GIVEN INSTRUCTION ->
In the listing below, locate the lines that hold "RebeccaRambar" and copy them.

[Stored records]
>> BEGIN

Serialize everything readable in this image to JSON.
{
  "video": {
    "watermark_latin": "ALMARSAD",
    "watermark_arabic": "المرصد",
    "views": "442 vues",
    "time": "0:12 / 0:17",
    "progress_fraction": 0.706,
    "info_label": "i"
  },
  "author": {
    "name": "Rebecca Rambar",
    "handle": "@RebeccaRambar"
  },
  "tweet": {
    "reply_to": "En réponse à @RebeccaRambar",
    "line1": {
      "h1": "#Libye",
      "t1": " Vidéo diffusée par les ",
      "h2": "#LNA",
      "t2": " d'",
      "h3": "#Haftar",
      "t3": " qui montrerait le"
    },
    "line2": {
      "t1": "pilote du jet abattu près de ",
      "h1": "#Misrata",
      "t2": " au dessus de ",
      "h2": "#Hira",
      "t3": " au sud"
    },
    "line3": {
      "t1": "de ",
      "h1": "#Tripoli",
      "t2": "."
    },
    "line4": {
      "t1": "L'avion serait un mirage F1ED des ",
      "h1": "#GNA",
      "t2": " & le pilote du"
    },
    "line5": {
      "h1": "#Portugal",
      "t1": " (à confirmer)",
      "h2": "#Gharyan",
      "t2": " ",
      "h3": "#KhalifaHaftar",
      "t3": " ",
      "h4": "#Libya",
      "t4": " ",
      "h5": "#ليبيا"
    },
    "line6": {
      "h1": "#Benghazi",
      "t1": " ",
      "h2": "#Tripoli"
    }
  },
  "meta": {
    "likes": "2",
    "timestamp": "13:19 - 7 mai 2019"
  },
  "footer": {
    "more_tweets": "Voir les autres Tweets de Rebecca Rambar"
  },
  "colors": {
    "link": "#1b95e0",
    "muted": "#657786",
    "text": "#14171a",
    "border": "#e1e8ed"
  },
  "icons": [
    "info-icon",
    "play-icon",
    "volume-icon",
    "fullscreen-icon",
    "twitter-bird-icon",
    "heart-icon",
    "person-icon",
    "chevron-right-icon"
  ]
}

>> END

ANSWER TO THE TASK ->
    "handle": "@RebeccaRambar"
    "reply_to": "En réponse à @RebeccaRambar",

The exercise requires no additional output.